— WHAT YOU WILL DO —
The records below must be reproduced in full and without error.

— MATERIAL PROVIDED —
+++++

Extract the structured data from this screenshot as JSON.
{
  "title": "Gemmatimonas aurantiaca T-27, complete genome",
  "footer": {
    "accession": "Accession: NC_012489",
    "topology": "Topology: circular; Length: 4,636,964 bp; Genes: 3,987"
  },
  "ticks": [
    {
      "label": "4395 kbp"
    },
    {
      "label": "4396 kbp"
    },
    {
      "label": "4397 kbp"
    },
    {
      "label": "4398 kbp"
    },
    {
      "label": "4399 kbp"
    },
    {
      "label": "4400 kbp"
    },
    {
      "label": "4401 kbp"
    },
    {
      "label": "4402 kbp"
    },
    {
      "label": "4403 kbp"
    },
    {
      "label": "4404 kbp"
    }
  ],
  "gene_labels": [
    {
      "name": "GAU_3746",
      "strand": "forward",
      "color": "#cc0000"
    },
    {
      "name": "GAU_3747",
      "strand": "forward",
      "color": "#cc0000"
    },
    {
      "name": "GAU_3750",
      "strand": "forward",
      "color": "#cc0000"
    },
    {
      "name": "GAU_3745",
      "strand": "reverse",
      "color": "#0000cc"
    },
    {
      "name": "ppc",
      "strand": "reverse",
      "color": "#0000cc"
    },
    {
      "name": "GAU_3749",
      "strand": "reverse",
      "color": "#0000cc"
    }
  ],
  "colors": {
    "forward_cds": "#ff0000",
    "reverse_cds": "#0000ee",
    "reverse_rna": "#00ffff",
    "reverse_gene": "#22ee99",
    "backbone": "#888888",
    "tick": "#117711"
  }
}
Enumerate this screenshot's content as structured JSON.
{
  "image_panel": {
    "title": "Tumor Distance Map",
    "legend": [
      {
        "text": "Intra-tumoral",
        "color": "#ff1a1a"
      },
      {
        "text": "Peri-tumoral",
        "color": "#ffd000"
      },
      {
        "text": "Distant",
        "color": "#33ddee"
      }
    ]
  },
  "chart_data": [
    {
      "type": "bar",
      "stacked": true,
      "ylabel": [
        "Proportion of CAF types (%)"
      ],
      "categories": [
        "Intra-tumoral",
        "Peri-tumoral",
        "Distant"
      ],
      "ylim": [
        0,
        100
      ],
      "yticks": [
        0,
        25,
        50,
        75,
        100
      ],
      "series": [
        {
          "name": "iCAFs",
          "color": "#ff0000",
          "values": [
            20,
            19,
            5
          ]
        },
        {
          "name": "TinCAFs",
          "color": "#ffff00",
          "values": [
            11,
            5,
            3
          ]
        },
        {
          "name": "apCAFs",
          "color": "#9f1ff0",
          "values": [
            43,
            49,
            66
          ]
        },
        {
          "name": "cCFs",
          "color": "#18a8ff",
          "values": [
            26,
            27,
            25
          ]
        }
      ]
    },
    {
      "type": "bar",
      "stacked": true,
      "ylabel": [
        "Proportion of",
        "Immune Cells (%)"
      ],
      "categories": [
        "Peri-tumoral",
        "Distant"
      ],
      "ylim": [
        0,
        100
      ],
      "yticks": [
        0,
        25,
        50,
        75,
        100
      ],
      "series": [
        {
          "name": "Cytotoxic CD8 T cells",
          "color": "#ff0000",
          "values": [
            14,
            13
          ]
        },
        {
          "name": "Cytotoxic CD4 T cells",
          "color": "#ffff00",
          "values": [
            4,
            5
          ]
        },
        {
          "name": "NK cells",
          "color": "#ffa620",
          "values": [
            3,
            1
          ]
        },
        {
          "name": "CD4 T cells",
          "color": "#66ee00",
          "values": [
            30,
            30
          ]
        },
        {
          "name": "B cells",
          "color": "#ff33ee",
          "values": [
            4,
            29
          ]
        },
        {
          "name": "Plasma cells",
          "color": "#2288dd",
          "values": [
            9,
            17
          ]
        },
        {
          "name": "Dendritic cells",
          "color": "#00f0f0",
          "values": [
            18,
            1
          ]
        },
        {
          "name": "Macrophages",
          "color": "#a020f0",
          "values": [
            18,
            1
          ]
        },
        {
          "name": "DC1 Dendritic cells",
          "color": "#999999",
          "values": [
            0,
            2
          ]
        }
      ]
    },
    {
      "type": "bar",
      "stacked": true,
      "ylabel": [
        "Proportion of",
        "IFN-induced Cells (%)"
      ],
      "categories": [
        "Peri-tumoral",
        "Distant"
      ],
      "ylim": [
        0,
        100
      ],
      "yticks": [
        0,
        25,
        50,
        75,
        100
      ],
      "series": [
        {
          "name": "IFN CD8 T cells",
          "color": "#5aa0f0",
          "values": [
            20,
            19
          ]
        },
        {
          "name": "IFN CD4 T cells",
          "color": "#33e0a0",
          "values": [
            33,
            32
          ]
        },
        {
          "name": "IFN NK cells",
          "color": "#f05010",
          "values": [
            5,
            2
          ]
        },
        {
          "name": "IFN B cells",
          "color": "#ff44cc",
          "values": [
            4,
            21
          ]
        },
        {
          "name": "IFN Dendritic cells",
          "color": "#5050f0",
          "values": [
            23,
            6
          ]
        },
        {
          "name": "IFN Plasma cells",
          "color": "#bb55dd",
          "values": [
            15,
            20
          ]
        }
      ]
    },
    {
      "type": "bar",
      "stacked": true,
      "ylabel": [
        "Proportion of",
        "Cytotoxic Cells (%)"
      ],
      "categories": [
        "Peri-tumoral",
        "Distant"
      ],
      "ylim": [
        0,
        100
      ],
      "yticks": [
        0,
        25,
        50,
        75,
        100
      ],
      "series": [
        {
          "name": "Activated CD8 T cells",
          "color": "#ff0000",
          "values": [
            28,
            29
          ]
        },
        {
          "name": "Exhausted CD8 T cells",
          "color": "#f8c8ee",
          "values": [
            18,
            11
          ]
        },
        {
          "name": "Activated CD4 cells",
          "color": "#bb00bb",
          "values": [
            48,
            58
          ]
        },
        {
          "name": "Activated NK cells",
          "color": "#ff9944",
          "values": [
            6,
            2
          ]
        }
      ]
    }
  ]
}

+++++

— REPLY TO THE EXERCISE —
Extract the structured data from this screenshot as JSON.
{
  "title": "Gemmatimonas aurantiaca T-27, complete genome",
  "footer": {
    "accession": "Accession: NC_012489",
    "topology": "Topology: circular; Length: 4,636,964 bp; Genes: 3,987"
  },
  "ticks": [
    {
      "label": "4395 kbp"
    },
    {
      "label": "4396 kbp"
    },
    {
      "label": "4397 kbp"
    },
    {
      "label": "4398 kbp"
    },
    {
      "label": "4399 kbp"
    },
    {
      "label": "4400 kbp"
    },
    {
      "label": "4401 kbp"
    },
    {
      "label": "4402 kbp"
    },
    {
      "label": "4403 kbp"
    },
    {
      "label": "4404 kbp"
    }
  ],
  "gene_labels": [
    {
      "name": "GAU_3746",
      "strand": "forward",
      "color": "#cc0000"
    },
    {
      "name": "GAU_3747",
      "strand": "forward",
      "color": "#cc0000"
    },
    {
      "name": "GAU_3750",
      "strand": "forward",
      "color": "#cc0000"
    },
    {
      "name": "GAU_3745",
      "strand": "reverse",
      "color": "#0000cc"
    },
    {
      "name": "ppc",
      "strand": "reverse",
      "color": "#0000cc"
    },
    {
      "name": "GAU_3749",
      "strand": "reverse",
      "color": "#0000cc"
    }
  ],
  "colors": {
    "forward_cds": "#ff0000",
    "reverse_cds": "#0000ee",
    "reverse_rna": "#00ffff",
    "reverse_gene": "#22ee99",
    "backbone": "#888888",
    "tick": "#117711"
  }
}
Enumerate this screenshot's content as structured JSON.
{
  "image_panel": {
    "title": "Tumor Distance Map",
    "legend": [
      {
        "text": "Intra-tumoral",
        "color": "#ff1a1a"
      },
      {
        "text": "Peri-tumoral",
        "color": "#ffd000"
      },
      {
        "text": "Distant",
        "color": "#33ddee"
      }
    ]
  },
  "chart_data": [
    {
      "type": "bar",
      "stacked": true,
      "ylabel": [
        "Proportion of CAF types (%)"
      ],
      "categories": [
        "Intra-tumoral",
        "Peri-tumoral",
        "Distant"
      ],
      "ylim": [
        0,
        100
      ],
      "yticks": [
        0,
        25,
        50,
        75,
        100
      ],
      "series": [
        {
          "name": "iCAFs",
          "color": "#ff0000",
          "values": [
            20,
            19,
            5
          ]
        },
        {
          "name": "TinCAFs",
          "color": "#ffff00",
          "values": [
            11,
            5,
            3
          ]
        },
        {
          "name": "apCAFs",
          "color": "#9f1ff0",
          "values": [
            43,
            49,
            66
          ]
        },
        {
          "name": "cCFs",
          "color": "#18a8ff",
          "values": [
            26,
            27,
            25
          ]
        }
      ]
    },
    {
      "type": "bar",
      "stacked": true,
      "ylabel": [
        "Proportion of",
        "Immune Cells (%)"
      ],
      "categories": [
        "Peri-tumoral",
        "Distant"
      ],
      "ylim": [
        0,
        100
      ],
      "yticks": [
        0,
        25,
        50,
        75,
        100
      ],
      "series": [
        {
          "name": "Cytotoxic CD8 T cells",
          "color": "#ff0000",
          "values": [
            14,
            13
          ]
        },
        {
          "name": "Cytotoxic CD4 T cells",
          "color": "#ffff00",
          "values": [
            4,
            5
          ]
        },
        {
          "name": "NK cells",
          "color": "#ffa620",
          "values": [
            3,
            1
          ]
        },
        {
          "name": "CD4 T cells",
          "color": "#66ee00",
          "values": [
            30,
            30
          ]
        },
        {
          "name": "B cells",
          "color": "#ff33ee",
          "values": [
            4,
            29
          ]
        },
        {
          "name": "Plasma cells",
          "color": "#2288dd",
          "values": [
            9,
            17
          ]
        },
        {
          "name": "Dendritic cells",
          "color": "#00f0f0",
          "values": [
            18,
            1
          ]
        },
        {
          "name": "Macrophages",
          "color": "#a020f0",
          "values": [
            18,
            1
          ]
        },
        {
          "name": "DC1 Dendritic cells",
          "color": "#999999",
          "values": [
            0,
            2
          ]
        }
      ]
    },
    {
      "type": "bar",
      "stacked": true,
      "ylabel": [
        "Proportion of",
        "IFN-induced Cells (%)"
      ],
      "categories": [
        "Peri-tumoral",
        "Distant"
      ],
      "ylim": [
        0,
        100
      ],
      "yticks": [
        0,
        25,
        50,
        75,
        100
      ],
      "series": [
        {
          "name": "IFN CD8 T cells",
          "color": "#5aa0f0",
          "values": [
            20,
            19
          ]
        },
        {
          "name": "IFN CD4 T cells",
          "color": "#33e0a0",
          "values": [
            33,
            32
          ]
        },
        {
          "name": "IFN NK cells",
          "color": "#f05010",
          "values": [
            5,
            2
          ]
        },
        {
          "name": "IFN B cells",
          "color": "#ff44cc",
          "values": [
            4,
            21
          ]
        },
        {
          "name": "IFN Dendritic cells",
          "color": "#5050f0",
          "values": [
            23,
            6
          ]
        },
        {
          "name": "IFN Plasma cells",
          "color": "#bb55dd",
          "values": [
            15,
            20
          ]
        }
      ]
    },
    {
      "type": "bar",
      "stacked": true,
      "ylabel": [
        "Proportion of",
        "Cytotoxic Cells (%)"
      ],
      "categories": [
        "Peri-tumoral",
        "Distant"
      ],
      "ylim": [
        0,
        100
      ],
      "yticks": [
        0,
        25,
        50,
        75,
        100
      ],
      "series": [
        {
          "name": "Activated CD8 T cells",
          "color": "#ff0000",
          "values": [
            28,
            29
          ]
        },
        {
          "name": "Exhausted CD8 T cells",
          "color": "#f8c8ee",
          "values": [
            18,
            11
          ]
        },
        {
          "name": "Activated CD4 cells",
          "color": "#bb00bb",
          "values": [
            48,
            58
          ]
        },
        {
          "name": "Activated NK cells",
          "color": "#ff9944",
          "values": [
            6,
            2
          ]
        }
      ]
    }
  ]
}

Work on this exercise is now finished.